Data excerpts
╭──

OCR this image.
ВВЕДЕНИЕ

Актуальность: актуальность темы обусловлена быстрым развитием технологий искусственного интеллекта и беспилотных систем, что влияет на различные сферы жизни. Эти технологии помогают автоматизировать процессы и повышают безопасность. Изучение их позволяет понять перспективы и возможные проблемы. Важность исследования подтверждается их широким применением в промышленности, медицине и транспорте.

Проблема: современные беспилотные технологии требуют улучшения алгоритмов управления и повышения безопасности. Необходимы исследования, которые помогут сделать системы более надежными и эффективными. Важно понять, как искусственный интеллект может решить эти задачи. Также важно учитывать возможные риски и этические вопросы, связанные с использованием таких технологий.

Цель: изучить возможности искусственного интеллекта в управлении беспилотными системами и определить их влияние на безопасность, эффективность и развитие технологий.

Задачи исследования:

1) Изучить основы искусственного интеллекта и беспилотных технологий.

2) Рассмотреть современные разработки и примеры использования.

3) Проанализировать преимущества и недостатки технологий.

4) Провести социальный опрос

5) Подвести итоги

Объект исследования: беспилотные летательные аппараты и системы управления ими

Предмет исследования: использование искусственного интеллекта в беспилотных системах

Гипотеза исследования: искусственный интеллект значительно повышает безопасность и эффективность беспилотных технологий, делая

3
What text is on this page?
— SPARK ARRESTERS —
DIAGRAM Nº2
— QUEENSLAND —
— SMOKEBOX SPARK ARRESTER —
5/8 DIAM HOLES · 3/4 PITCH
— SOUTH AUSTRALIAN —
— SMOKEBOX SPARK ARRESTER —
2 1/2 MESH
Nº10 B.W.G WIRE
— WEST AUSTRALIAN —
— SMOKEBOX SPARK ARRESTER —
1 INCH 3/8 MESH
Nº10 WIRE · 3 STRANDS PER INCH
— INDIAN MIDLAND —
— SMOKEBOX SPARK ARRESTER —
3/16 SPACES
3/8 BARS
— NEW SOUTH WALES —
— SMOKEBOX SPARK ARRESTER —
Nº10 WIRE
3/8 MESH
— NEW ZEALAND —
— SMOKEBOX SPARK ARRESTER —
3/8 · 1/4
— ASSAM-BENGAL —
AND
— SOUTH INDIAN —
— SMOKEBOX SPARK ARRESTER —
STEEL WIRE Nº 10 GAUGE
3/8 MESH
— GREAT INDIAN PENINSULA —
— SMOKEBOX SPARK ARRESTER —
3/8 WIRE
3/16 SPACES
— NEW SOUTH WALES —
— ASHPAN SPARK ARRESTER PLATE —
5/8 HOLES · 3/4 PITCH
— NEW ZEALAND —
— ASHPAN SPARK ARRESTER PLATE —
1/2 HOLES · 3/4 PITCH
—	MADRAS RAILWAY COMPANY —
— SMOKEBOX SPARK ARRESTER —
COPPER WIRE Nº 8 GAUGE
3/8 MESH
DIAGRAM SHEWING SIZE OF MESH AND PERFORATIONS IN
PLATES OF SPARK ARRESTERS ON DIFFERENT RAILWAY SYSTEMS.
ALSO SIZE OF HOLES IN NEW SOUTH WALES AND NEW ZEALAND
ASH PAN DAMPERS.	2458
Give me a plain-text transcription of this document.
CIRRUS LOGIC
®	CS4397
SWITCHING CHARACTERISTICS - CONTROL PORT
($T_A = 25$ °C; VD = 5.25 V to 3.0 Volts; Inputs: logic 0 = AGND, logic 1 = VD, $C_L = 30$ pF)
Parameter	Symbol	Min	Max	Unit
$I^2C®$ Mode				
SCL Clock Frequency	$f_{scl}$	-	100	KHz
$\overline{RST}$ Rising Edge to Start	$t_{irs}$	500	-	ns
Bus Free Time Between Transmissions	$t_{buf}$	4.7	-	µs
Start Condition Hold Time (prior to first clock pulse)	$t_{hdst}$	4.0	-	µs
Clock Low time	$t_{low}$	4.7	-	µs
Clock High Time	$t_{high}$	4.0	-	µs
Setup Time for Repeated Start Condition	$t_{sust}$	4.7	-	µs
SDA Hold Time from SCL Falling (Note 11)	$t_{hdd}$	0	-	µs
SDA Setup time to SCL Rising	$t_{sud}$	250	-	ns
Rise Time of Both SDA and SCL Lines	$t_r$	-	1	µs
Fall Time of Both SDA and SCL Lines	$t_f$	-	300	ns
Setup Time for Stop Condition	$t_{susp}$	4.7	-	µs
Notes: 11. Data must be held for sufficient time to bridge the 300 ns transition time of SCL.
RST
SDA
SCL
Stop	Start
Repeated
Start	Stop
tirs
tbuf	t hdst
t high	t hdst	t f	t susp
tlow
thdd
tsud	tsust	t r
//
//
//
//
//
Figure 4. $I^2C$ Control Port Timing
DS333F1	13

╰──

» **Requirements**
Give the number of lines in the entries that hold the word "INCH", and nothing else.

» **Task output**
2